## PROVIDED INFORMATION
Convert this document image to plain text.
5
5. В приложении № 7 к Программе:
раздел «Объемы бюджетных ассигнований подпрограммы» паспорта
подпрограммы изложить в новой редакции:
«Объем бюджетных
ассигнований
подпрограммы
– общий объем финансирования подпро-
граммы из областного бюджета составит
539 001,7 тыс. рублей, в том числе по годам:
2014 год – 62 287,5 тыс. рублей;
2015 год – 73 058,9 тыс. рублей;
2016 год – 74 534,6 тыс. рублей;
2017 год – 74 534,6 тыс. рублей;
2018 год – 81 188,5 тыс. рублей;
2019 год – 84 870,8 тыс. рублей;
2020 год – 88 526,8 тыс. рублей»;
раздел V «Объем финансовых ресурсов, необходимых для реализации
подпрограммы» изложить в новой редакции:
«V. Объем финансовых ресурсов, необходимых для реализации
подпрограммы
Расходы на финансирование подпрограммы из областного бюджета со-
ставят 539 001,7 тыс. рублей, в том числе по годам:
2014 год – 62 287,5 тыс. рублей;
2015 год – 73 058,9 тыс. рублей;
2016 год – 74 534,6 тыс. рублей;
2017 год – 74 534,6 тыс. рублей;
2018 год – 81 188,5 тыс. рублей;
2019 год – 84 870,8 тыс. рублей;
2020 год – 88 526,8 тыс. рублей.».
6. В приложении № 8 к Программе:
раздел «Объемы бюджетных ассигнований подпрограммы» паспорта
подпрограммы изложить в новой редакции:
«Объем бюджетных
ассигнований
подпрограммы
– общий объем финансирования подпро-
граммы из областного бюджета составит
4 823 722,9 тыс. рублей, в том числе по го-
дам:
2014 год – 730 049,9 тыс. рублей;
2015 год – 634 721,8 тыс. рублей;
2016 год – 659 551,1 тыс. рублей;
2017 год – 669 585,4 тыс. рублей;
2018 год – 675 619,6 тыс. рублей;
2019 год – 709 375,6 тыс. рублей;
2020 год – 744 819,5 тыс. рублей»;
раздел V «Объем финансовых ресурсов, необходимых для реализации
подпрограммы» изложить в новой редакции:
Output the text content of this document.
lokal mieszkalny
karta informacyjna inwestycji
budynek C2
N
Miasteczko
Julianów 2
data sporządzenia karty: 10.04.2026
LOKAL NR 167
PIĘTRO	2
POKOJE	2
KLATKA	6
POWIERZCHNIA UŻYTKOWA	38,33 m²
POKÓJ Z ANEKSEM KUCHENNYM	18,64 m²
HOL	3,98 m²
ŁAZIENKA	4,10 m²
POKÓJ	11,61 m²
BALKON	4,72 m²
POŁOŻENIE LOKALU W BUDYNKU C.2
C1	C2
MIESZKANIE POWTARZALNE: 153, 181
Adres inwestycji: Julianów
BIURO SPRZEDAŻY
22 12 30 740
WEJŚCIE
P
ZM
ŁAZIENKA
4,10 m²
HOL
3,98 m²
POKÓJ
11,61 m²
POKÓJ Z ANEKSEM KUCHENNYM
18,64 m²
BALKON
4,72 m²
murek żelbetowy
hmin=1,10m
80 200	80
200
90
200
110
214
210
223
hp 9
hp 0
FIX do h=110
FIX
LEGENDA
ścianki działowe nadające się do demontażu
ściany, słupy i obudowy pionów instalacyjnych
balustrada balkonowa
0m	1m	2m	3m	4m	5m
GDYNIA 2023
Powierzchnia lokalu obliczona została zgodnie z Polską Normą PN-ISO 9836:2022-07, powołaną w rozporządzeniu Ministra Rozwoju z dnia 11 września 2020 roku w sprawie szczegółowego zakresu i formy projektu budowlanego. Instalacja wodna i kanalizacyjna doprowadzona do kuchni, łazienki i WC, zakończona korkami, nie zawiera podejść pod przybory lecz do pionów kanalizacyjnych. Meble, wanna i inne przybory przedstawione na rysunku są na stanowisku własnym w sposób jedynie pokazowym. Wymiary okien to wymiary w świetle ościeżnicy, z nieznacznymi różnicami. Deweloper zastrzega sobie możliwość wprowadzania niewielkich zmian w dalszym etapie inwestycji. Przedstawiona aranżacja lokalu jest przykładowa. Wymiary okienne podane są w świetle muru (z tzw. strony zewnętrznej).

## GOAL OF THE EXERCISE
Search the preceding listing for "ANEKSEM" and extract every line where it is found.

## WRITTEN SOLUTION
POKÓJ Z ANEKSEM KUCHENNYM	18,64 m²
POKÓJ Z ANEKSEM KUCHENNYM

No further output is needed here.